[start]

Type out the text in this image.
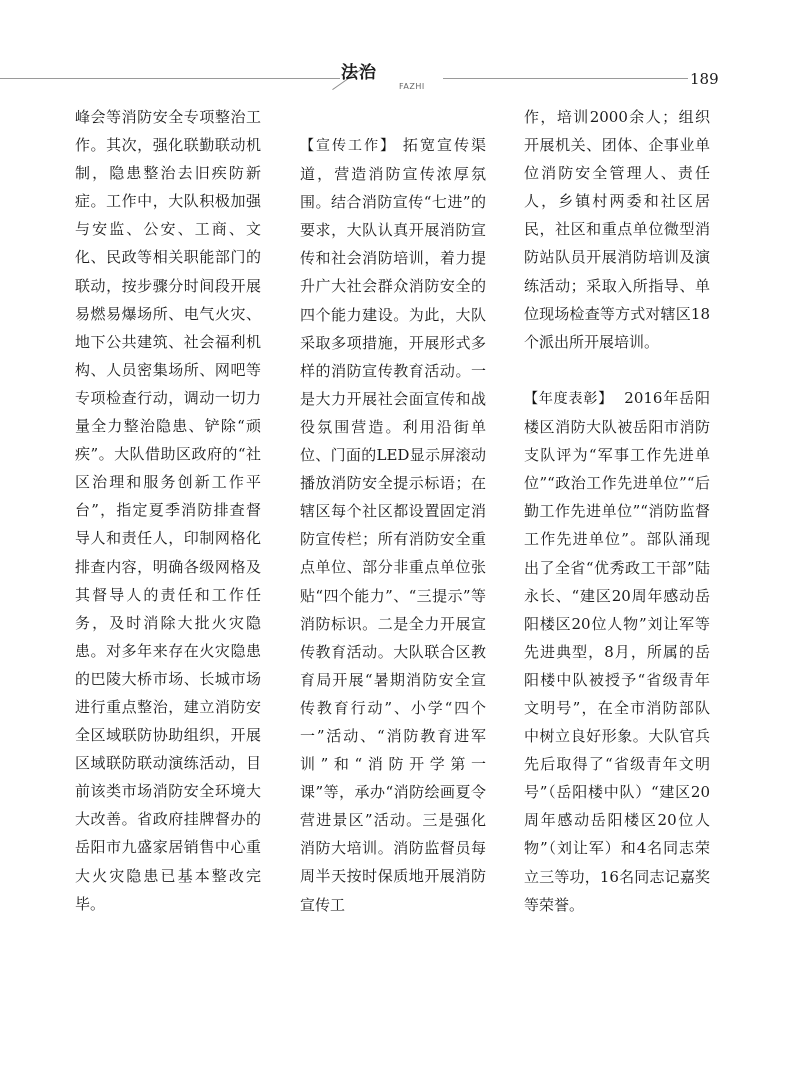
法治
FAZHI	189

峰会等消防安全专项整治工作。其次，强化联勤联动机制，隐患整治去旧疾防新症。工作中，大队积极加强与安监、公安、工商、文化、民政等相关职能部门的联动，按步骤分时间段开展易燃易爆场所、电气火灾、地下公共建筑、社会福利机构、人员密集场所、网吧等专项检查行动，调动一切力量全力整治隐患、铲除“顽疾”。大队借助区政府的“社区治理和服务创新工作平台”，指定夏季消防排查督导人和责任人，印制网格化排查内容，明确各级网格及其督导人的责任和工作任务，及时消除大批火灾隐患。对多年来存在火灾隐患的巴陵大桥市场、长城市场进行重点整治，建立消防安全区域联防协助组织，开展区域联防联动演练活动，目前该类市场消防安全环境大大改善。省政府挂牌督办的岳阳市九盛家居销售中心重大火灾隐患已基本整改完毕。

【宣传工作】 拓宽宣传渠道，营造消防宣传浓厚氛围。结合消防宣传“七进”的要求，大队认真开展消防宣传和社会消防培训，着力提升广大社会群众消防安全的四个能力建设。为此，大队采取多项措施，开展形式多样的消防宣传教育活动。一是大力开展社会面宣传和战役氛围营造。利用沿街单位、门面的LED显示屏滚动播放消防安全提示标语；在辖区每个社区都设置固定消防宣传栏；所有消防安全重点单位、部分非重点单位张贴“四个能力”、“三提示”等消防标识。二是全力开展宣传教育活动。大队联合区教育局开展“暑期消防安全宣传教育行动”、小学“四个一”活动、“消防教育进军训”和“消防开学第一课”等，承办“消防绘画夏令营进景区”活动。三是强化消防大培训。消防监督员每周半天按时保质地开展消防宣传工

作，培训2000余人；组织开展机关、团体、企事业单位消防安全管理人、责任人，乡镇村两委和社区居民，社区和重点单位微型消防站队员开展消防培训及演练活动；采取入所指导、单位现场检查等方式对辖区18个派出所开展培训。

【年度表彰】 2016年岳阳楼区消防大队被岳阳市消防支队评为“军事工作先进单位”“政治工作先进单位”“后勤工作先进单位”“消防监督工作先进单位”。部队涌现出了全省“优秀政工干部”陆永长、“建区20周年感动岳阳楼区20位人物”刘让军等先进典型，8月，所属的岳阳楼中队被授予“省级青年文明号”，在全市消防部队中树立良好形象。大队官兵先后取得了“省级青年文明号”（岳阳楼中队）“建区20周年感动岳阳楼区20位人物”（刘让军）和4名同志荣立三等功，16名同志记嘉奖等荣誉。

[end]

● **To be done**: Copy every entry word for word, but omit the pictures.

● **Complete response**:
Type out the text in this image.
法治
FAZHI	189

峰会等消防安全专项整治工作。其次，强化联勤联动机制，隐患整治去旧疾防新症。工作中，大队积极加强与安监、公安、工商、文化、民政等相关职能部门的联动，按步骤分时间段开展易燃易爆场所、电气火灾、地下公共建筑、社会福利机构、人员密集场所、网吧等专项检查行动，调动一切力量全力整治隐患、铲除“顽疾”。大队借助区政府的“社区治理和服务创新工作平台”，指定夏季消防排查督导人和责任人，印制网格化排查内容，明确各级网格及其督导人的责任和工作任务，及时消除大批火灾隐患。对多年来存在火灾隐患的巴陵大桥市场、长城市场进行重点整治，建立消防安全区域联防协助组织，开展区域联防联动演练活动，目前该类市场消防安全环境大大改善。省政府挂牌督办的岳阳市九盛家居销售中心重大火灾隐患已基本整改完毕。

【宣传工作】 拓宽宣传渠道，营造消防宣传浓厚氛围。结合消防宣传“七进”的要求，大队认真开展消防宣传和社会消防培训，着力提升广大社会群众消防安全的四个能力建设。为此，大队采取多项措施，开展形式多样的消防宣传教育活动。一是大力开展社会面宣传和战役氛围营造。利用沿街单位、门面的LED显示屏滚动播放消防安全提示标语；在辖区每个社区都设置固定消防宣传栏；所有消防安全重点单位、部分非重点单位张贴“四个能力”、“三提示”等消防标识。二是全力开展宣传教育活动。大队联合区教育局开展“暑期消防安全宣传教育行动”、小学“四个一”活动、“消防教育进军训”和“消防开学第一课”等，承办“消防绘画夏令营进景区”活动。三是强化消防大培训。消防监督员每周半天按时保质地开展消防宣传工

作，培训2000余人；组织开展机关、团体、企事业单位消防安全管理人、责任人，乡镇村两委和社区居民，社区和重点单位微型消防站队员开展消防培训及演练活动；采取入所指导、单位现场检查等方式对辖区18个派出所开展培训。

【年度表彰】 2016年岳阳楼区消防大队被岳阳市消防支队评为“军事工作先进单位”“政治工作先进单位”“后勤工作先进单位”“消防监督工作先进单位”。部队涌现出了全省“优秀政工干部”陆永长、“建区20周年感动岳阳楼区20位人物”刘让军等先进典型，8月，所属的岳阳楼中队被授予“省级青年文明号”，在全市消防部队中树立良好形象。大队官兵先后取得了“省级青年文明号”（岳阳楼中队）“建区20周年感动岳阳楼区20位人物”（刘让军）和4名同志荣立三等功，16名同志记嘉奖等荣誉。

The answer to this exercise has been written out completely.